Problem statement: Check each line below for the word "corresponding", and copy those that have it.

— START —

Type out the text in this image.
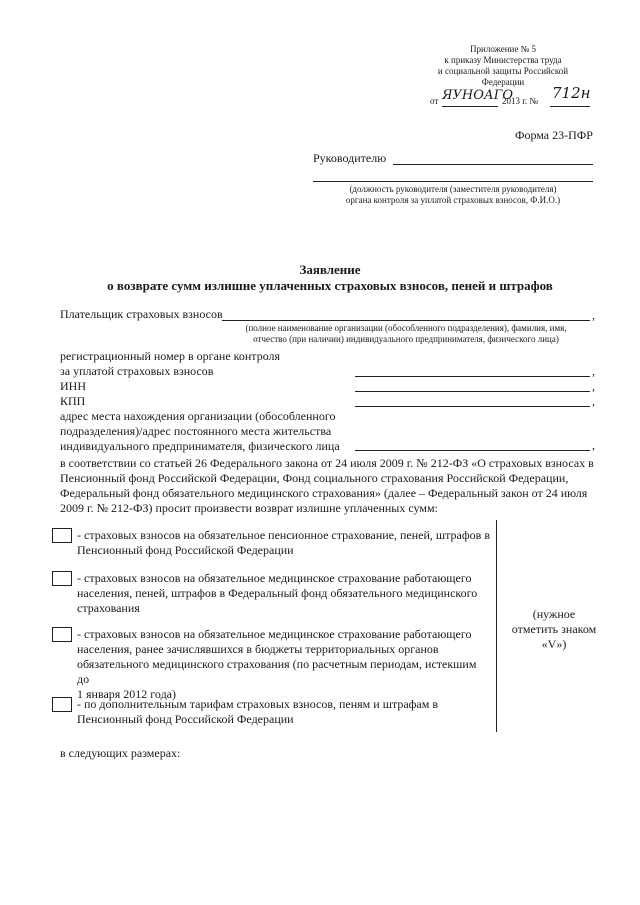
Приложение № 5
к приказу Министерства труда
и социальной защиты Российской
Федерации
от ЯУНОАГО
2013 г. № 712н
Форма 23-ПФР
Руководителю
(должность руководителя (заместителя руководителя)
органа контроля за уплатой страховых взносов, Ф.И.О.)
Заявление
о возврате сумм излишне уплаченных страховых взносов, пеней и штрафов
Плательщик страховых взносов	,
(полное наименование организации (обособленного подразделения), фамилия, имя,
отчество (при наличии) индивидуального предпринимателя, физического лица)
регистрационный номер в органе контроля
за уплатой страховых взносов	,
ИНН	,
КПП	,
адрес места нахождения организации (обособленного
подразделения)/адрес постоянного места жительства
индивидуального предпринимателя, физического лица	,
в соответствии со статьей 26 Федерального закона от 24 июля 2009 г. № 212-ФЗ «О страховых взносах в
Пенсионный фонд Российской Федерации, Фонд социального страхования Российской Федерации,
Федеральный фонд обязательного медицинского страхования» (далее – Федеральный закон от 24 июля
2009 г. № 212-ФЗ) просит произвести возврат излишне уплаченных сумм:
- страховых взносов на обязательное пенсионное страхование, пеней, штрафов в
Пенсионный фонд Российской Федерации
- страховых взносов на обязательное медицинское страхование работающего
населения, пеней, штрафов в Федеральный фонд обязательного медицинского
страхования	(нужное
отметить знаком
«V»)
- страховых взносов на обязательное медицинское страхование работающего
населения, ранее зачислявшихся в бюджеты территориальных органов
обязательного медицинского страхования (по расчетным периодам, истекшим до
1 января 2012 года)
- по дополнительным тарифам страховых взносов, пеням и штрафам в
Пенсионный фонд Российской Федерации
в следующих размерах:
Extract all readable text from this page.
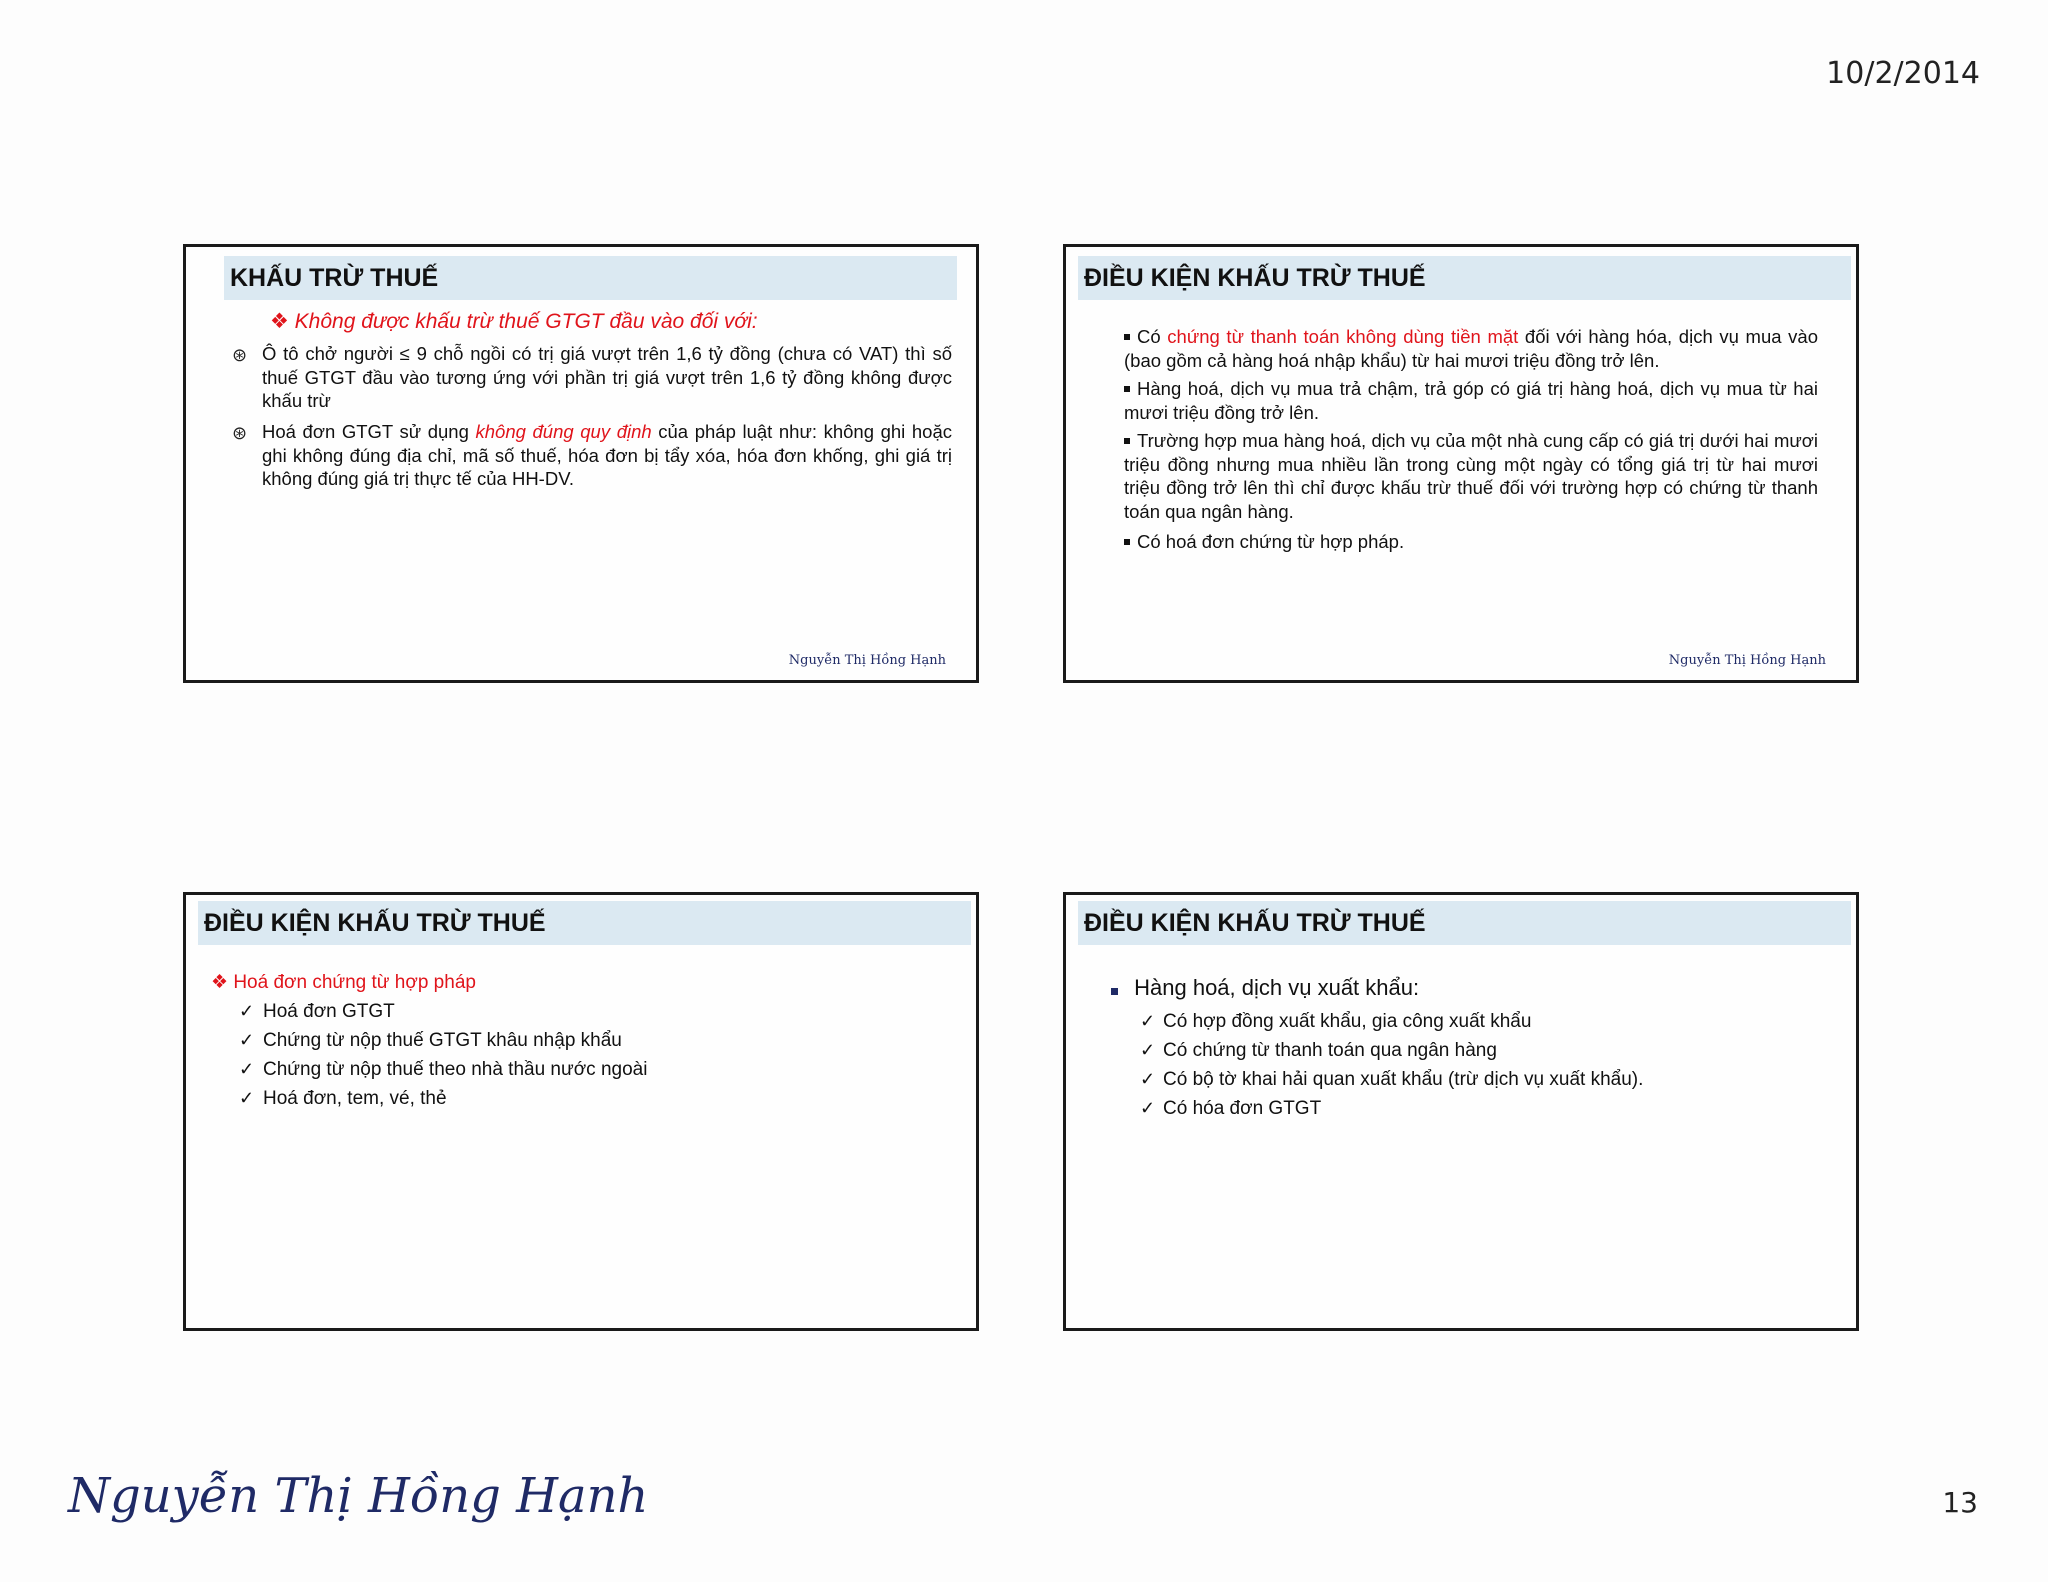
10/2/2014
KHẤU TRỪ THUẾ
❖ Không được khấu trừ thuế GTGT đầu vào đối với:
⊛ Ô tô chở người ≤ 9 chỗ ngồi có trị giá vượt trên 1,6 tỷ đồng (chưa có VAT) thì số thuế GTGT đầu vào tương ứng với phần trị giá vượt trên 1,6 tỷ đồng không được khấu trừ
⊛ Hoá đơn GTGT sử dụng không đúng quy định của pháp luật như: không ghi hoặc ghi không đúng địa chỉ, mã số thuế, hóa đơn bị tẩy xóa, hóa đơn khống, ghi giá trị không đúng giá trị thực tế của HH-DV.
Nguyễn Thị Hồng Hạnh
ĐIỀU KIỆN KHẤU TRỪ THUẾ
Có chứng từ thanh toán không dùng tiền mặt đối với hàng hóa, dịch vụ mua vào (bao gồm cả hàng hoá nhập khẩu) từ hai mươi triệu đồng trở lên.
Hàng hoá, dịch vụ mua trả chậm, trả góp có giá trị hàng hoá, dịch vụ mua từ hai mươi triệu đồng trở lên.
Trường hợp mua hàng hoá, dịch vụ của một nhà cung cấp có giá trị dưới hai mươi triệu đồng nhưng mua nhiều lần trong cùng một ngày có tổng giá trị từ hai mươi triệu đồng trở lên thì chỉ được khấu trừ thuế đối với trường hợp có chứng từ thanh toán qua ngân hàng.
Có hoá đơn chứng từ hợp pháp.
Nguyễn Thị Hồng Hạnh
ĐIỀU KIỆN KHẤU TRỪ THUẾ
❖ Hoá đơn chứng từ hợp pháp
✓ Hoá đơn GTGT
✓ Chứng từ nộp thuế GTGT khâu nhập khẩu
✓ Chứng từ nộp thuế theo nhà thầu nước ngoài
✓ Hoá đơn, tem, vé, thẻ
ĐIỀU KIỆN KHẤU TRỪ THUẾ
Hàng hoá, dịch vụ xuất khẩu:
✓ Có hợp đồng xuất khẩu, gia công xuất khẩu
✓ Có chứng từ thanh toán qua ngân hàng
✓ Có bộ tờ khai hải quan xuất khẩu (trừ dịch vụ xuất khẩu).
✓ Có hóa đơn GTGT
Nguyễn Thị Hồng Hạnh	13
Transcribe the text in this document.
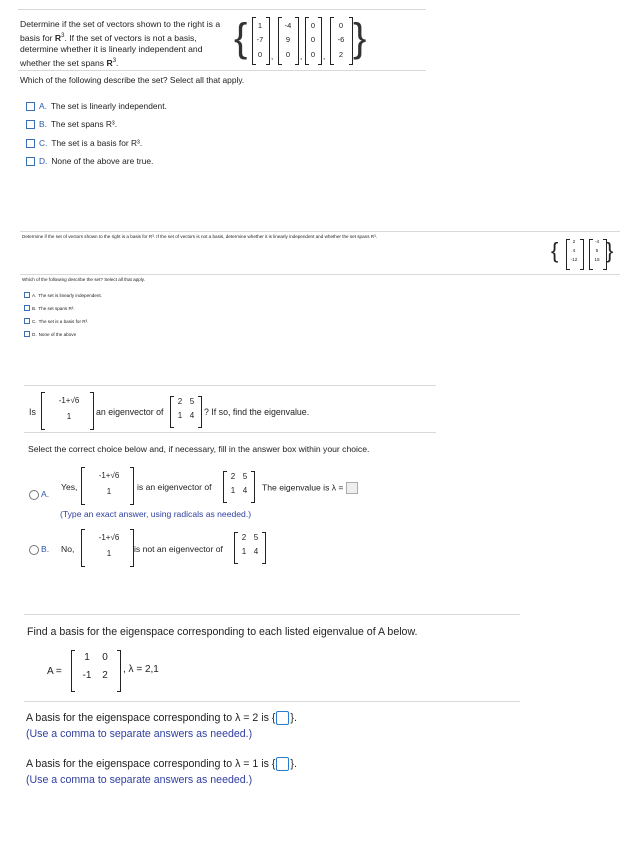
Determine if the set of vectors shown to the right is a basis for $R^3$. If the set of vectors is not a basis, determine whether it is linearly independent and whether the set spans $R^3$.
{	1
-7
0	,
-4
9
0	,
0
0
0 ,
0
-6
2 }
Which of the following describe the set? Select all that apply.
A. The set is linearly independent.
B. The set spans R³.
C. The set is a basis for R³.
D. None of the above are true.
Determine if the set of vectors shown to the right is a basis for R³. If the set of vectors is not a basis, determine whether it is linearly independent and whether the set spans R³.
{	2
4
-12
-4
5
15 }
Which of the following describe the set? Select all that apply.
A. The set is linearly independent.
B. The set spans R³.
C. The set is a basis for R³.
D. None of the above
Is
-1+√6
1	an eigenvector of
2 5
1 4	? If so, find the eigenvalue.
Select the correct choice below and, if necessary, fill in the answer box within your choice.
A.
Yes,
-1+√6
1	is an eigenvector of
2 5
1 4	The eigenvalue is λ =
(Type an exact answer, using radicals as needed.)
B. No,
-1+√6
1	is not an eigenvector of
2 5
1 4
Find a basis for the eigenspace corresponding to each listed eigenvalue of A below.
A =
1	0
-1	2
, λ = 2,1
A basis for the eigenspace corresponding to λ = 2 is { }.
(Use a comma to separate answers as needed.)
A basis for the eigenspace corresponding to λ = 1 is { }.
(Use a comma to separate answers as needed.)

— END —

Solution to this task:
Find a basis for the eigenspace corresponding to each listed eigenvalue of A below.
A basis for the eigenspace corresponding to λ = 2 is { }.
A basis for the eigenspace corresponding to λ = 1 is { }.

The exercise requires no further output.